-- Begin EXTRACTED RECORDS --

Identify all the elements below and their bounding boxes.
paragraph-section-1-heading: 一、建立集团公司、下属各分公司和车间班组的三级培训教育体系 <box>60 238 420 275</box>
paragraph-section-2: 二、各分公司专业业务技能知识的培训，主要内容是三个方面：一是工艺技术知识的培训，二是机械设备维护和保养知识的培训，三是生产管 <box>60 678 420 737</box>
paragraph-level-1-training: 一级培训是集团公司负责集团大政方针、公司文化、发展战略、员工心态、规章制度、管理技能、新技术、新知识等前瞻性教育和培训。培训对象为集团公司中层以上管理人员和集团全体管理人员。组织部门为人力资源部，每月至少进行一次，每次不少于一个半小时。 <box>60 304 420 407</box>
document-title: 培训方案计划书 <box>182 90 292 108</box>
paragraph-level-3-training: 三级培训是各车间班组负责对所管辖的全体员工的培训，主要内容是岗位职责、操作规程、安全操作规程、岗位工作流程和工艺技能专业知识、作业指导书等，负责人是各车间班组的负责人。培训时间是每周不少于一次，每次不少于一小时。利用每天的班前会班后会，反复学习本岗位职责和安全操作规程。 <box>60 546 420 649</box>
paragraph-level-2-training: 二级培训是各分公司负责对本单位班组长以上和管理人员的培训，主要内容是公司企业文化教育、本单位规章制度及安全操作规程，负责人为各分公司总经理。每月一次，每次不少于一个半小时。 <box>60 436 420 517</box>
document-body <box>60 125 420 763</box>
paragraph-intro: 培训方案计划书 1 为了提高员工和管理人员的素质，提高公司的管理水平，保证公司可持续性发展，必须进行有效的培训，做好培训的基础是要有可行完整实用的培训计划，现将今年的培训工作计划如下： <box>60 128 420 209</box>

-- End EXTRACTED RECORDS --

Convert every line of the material above into a numbered list, omitting any blank lines.

1. Identify all the elements below and their bounding boxes.
2. paragraph-section-1-heading: 一、建立集团公司、下属各分公司和车间班组的三级培训教育体系 <box>60 238 420 275</box>
3. paragraph-section-2: 二、各分公司专业业务技能知识的培训，主要内容是三个方面：一是工艺技术知识的培训，二是机械设备维护和保养知识的培训，三是生产管 <box>60 678 420 737</box>
4. paragraph-level-1-training: 一级培训是集团公司负责集团大政方针、公司文化、发展战略、员工心态、规章制度、管理技能、新技术、新知识等前瞻性教育和培训。培训对象为集团公司中层以上管理人员和集团全体管理人员。组织部门为人力资源部，每月至少进行一次，每次不少于一个半小时。 <box>60 304 420 407</box>
5. document-title: 培训方案计划书 <box>182 90 292 108</box>
6. paragraph-level-3-training: 三级培训是各车间班组负责对所管辖的全体员工的培训，主要内容是岗位职责、操作规程、安全操作规程、岗位工作流程和工艺技能专业知识、作业指导书等，负责人是各车间班组的负责人。培训时间是每周不少于一次，每次不少于一小时。利用每天的班前会班后会，反复学习本岗位职责和安全操作规程。 <box>60 546 420 649</box>
7. paragraph-level-2-training: 二级培训是各分公司负责对本单位班组长以上和管理人员的培训，主要内容是公司企业文化教育、本单位规章制度及安全操作规程，负责人为各分公司总经理。每月一次，每次不少于一个半小时。 <box>60 436 420 517</box>
8. document-body <box>60 125 420 763</box>
9. paragraph-intro: 培训方案计划书 1 为了提高员工和管理人员的素质，提高公司的管理水平，保证公司可持续性发展，必须进行有效的培训，做好培训的基础是要有可行完整实用的培训计划，现将今年的培训工作计划如下： <box>60 128 420 209</box>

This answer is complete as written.